In the material below, find all lines with the string "ready" and copy them.

===============

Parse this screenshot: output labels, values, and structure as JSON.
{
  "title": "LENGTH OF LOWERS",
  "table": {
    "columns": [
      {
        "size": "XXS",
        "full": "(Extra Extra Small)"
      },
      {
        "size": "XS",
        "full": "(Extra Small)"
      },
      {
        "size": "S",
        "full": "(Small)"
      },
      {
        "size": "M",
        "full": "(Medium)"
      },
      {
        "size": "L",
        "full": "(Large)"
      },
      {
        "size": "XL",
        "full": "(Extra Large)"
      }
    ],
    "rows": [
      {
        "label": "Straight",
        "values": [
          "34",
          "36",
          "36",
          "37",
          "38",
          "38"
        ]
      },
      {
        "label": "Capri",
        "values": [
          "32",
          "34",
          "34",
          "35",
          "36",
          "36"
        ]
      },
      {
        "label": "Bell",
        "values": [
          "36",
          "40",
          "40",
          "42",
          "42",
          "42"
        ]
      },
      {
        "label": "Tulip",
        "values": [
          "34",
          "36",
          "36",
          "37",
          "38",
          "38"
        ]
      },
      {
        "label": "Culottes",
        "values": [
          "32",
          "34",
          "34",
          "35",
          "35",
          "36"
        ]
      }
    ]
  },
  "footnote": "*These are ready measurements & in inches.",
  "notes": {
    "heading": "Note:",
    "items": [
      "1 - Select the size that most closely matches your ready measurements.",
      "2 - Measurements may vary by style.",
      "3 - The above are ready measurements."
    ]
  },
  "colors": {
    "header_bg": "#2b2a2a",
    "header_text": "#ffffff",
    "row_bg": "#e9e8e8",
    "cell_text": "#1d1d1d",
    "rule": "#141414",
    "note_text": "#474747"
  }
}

===============

** Output of the exercise **
  "footnote": "*These are ready measurements & in inches.",
      "1 - Select the size that most closely matches your ready measurements.",
      "3 - The above are ready measurements."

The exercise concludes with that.